Source material ▸
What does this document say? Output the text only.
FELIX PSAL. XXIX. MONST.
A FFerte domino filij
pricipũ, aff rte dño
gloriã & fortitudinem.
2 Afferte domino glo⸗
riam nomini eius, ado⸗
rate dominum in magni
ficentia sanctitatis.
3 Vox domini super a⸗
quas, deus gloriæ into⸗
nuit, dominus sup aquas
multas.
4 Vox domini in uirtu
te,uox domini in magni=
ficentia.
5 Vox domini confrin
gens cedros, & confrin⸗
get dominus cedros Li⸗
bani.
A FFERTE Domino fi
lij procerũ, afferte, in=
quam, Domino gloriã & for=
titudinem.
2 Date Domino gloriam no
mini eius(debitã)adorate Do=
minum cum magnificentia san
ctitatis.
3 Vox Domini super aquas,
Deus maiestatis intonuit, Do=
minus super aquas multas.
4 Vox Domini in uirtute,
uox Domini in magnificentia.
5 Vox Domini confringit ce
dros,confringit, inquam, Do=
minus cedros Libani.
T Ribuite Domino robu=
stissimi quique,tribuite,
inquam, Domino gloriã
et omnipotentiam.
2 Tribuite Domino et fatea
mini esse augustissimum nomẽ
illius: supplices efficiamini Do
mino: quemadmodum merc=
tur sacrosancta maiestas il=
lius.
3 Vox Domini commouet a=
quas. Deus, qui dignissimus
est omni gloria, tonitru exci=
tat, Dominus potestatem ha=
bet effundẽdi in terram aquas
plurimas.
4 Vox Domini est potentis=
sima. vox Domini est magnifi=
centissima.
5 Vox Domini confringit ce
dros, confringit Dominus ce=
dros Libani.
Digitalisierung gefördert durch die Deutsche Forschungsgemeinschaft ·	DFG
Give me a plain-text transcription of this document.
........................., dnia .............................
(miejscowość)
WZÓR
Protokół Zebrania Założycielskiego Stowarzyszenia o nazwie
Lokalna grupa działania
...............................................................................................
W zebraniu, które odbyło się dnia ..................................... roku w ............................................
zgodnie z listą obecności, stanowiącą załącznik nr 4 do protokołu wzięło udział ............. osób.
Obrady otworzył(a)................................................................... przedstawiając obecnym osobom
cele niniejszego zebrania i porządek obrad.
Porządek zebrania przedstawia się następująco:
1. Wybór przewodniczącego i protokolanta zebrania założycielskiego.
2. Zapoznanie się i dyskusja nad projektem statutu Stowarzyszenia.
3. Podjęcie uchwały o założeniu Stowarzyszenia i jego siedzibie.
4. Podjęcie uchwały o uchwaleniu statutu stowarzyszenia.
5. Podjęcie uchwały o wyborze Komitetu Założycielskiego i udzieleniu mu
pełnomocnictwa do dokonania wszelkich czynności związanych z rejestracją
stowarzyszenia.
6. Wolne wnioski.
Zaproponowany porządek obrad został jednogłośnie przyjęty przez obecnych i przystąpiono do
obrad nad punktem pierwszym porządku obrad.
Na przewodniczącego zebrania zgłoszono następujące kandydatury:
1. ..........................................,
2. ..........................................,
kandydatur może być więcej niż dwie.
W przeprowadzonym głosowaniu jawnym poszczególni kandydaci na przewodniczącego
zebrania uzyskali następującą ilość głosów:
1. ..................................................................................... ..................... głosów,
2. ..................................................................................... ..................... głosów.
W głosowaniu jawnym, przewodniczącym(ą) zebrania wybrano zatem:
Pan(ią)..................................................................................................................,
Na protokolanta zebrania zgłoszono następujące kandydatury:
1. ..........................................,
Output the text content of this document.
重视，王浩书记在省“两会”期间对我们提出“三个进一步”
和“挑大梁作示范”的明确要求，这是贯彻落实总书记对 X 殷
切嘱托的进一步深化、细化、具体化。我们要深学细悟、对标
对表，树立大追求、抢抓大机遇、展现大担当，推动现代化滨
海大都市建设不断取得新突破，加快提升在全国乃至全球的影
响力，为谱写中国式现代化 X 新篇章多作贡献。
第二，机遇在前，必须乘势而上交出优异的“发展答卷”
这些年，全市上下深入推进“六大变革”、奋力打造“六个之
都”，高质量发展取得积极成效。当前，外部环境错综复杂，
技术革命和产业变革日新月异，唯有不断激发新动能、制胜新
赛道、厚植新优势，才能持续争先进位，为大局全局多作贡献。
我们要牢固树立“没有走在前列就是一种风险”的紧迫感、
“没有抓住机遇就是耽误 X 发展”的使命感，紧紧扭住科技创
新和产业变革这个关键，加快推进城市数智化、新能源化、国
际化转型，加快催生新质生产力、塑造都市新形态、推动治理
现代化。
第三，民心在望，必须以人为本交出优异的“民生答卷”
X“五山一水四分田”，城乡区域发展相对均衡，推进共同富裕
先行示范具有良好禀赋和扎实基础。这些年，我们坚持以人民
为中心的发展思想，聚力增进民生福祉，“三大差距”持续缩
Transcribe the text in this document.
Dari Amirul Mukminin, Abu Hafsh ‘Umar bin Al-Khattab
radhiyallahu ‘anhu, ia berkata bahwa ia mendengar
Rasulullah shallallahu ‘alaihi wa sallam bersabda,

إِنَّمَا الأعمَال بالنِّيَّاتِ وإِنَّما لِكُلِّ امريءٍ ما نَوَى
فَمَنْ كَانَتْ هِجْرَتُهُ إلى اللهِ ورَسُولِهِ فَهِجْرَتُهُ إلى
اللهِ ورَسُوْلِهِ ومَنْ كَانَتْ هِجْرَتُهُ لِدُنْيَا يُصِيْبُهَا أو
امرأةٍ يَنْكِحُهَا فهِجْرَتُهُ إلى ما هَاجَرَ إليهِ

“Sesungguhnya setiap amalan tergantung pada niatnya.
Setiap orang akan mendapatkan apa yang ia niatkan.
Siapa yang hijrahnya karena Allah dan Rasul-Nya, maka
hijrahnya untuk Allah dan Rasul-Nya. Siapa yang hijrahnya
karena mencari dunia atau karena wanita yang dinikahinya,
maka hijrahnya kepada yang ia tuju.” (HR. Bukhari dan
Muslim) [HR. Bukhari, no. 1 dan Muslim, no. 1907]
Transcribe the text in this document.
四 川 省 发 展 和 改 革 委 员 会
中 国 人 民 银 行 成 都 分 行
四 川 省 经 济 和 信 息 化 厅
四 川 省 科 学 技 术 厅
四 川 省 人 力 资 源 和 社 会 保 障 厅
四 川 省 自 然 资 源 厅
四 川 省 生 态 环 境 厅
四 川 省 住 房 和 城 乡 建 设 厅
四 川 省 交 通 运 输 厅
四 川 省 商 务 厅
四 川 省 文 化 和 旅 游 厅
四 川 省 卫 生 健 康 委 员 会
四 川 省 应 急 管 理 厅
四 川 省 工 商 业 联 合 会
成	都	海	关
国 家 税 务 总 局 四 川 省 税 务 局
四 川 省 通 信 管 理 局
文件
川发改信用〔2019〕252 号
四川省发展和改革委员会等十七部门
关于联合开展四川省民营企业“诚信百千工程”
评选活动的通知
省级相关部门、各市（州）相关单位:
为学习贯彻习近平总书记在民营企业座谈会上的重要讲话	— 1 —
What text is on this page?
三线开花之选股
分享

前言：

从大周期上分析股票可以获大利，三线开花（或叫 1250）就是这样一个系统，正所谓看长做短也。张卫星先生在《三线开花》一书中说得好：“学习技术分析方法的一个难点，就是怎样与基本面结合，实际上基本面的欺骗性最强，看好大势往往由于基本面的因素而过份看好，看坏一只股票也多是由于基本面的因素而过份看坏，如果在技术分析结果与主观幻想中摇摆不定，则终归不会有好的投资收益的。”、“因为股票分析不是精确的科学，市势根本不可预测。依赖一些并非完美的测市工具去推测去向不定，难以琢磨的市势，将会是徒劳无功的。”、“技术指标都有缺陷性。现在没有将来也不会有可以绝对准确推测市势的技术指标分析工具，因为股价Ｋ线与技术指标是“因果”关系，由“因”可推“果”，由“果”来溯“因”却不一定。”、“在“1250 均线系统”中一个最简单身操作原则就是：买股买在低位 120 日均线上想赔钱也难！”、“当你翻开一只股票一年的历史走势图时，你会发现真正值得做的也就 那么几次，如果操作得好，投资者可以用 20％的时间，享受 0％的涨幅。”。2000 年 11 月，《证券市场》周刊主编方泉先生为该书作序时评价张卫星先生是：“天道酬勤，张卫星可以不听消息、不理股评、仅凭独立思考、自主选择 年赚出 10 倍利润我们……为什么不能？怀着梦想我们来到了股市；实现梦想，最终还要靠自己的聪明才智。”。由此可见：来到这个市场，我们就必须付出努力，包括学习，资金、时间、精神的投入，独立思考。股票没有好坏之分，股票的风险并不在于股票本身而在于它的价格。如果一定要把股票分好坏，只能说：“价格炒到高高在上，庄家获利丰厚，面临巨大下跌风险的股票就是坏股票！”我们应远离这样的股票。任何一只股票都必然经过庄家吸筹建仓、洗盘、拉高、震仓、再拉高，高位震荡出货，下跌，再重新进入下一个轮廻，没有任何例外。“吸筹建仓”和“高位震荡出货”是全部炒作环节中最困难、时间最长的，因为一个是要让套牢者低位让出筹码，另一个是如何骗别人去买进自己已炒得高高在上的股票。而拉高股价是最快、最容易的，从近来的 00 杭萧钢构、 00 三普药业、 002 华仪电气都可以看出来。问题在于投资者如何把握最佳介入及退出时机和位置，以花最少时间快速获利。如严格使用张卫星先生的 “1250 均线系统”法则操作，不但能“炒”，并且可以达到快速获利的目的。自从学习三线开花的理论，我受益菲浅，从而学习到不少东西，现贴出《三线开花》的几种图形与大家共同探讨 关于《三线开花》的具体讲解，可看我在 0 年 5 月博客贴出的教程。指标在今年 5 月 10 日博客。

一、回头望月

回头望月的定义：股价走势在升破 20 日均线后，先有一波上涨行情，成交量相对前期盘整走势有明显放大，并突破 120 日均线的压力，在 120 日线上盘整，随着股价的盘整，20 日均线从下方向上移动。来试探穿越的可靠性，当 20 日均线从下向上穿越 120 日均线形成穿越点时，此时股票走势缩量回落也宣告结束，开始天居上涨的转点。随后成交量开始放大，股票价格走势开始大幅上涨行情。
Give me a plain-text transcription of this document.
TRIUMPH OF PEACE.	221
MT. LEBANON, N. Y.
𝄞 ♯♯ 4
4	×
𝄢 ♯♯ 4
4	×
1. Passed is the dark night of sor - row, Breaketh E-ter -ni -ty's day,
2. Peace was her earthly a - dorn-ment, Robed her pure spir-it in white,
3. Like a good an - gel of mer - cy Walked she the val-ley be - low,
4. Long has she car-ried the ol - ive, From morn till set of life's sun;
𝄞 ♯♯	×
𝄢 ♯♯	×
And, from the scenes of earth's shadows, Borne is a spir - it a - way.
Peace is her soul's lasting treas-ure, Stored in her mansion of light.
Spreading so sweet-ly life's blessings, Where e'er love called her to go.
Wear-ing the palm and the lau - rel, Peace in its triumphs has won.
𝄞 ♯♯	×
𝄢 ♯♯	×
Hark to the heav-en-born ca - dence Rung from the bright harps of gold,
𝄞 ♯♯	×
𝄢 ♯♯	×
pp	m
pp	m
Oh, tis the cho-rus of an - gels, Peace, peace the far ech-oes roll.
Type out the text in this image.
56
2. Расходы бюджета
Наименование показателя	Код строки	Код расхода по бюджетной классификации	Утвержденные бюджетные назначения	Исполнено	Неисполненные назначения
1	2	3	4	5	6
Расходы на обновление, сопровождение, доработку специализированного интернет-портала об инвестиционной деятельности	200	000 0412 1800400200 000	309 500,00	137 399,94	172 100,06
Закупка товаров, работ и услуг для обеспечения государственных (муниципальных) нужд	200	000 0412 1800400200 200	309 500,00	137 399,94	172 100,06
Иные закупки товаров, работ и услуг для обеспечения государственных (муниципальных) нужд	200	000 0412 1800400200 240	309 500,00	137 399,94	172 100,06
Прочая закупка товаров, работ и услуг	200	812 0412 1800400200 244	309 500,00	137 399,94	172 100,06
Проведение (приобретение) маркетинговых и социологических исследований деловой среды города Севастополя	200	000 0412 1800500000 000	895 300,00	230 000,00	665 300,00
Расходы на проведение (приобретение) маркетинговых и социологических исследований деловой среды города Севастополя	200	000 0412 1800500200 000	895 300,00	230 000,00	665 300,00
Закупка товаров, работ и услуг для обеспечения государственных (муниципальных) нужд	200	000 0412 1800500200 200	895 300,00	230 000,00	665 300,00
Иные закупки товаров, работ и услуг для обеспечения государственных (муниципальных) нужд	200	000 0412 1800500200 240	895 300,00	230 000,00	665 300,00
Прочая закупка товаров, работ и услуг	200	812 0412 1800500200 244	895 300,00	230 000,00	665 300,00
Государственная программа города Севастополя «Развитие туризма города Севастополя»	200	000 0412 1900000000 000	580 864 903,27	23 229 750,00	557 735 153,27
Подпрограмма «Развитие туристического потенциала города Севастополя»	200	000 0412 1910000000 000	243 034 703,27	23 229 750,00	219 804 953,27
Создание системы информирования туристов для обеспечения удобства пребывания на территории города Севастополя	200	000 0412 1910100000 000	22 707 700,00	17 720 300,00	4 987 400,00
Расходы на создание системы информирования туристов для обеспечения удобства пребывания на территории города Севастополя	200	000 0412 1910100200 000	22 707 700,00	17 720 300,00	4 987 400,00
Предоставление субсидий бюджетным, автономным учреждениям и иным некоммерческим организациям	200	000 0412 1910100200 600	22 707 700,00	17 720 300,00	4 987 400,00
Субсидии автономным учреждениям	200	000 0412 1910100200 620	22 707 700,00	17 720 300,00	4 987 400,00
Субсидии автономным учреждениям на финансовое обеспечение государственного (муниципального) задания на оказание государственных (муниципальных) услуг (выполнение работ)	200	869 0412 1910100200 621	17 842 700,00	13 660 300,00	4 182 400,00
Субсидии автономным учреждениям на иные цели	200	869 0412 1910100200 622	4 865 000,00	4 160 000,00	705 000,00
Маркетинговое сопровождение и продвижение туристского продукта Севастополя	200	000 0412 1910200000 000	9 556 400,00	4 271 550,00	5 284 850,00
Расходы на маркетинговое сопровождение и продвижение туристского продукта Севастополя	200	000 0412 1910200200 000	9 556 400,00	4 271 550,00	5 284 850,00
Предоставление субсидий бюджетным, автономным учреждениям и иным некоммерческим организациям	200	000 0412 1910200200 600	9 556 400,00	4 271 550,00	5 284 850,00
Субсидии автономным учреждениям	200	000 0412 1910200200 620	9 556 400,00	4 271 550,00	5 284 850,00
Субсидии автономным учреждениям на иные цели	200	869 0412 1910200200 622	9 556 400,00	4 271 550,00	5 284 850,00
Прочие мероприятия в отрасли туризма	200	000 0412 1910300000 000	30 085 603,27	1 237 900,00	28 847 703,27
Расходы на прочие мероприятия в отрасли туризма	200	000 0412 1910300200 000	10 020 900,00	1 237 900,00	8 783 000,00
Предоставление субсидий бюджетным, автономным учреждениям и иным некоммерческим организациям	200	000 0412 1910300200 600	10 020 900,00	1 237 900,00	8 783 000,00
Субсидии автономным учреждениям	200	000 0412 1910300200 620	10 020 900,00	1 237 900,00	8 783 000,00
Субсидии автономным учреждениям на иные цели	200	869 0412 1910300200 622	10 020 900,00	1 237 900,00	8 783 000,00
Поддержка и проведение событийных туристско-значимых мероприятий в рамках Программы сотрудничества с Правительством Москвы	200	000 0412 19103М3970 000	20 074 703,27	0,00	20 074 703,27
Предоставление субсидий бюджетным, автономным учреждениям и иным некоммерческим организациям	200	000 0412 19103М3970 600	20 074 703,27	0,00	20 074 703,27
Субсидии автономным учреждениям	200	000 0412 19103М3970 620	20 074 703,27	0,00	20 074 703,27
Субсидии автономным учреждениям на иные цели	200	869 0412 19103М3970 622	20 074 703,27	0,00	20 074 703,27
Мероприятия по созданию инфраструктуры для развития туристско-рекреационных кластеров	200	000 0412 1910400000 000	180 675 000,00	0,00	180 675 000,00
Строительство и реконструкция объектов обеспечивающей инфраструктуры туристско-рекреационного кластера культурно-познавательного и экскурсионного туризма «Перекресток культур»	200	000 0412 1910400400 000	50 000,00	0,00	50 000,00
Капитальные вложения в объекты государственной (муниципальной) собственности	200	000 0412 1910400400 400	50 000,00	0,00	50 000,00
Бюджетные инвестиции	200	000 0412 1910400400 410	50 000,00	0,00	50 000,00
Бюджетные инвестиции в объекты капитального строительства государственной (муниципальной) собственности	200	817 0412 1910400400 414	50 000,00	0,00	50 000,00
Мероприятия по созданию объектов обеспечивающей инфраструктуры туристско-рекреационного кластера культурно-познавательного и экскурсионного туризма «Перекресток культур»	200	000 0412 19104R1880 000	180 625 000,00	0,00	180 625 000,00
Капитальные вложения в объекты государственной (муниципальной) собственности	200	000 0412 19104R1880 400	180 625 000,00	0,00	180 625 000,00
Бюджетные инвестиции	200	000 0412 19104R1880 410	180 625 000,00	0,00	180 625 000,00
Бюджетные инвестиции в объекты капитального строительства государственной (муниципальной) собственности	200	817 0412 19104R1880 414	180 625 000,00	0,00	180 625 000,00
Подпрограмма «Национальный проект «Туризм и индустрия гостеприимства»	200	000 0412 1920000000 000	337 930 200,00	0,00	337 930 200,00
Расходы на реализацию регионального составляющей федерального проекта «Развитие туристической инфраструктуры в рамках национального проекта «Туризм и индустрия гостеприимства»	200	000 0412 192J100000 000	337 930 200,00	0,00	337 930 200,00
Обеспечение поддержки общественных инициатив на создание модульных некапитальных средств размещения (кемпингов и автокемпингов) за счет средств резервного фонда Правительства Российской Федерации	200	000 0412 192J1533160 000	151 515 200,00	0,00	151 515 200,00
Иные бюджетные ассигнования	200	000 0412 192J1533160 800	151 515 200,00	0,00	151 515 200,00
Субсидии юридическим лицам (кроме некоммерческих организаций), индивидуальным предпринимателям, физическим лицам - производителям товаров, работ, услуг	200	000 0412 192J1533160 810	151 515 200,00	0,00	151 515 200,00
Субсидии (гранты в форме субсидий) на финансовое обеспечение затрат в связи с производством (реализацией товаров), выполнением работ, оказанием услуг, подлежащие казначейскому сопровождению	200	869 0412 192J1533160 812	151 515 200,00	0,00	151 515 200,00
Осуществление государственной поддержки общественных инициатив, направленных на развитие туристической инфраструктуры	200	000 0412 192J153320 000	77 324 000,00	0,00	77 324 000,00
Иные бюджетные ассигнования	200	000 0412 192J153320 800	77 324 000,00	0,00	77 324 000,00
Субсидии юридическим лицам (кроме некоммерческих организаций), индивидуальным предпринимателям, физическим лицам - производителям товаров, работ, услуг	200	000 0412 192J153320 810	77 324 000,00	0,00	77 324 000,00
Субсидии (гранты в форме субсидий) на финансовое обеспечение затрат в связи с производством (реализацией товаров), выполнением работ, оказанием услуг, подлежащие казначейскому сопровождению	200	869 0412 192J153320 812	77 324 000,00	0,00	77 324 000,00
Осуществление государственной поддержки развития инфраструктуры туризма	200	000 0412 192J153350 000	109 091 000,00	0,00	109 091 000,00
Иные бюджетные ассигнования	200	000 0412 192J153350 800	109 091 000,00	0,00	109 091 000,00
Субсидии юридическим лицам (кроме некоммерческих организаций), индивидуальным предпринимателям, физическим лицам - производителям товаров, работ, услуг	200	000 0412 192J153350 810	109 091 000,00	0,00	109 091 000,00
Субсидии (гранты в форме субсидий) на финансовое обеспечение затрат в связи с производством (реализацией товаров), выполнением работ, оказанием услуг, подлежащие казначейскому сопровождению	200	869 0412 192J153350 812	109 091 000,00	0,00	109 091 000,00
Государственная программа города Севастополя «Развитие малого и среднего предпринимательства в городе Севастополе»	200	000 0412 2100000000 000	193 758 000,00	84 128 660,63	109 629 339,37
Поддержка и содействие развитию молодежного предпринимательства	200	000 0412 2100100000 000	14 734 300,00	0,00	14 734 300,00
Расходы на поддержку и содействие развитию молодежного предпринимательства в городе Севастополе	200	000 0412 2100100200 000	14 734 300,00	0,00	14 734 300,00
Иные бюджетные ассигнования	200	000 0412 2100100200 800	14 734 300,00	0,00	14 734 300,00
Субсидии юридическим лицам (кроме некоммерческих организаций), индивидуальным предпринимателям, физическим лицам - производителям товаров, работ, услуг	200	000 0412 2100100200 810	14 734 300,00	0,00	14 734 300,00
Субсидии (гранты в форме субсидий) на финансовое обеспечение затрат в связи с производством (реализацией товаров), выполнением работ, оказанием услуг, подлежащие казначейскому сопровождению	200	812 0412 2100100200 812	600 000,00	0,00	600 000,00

The task ▸
Each line above that includes "Севастополе" should be shown.

Answer to this problem ▸
Государственная программа города Севастополя «Развитие малого и среднего предпринимательства в городе Севастополе»	200	000 0412 2100000000 000	193 758 000,00	84 128 660,63	109 629 339,37
Расходы на поддержку и содействие развитию молодежного предпринимательства в городе Севастополе	200	000 0412 2100100200 000	14 734 300,00	0,00	14 734 300,00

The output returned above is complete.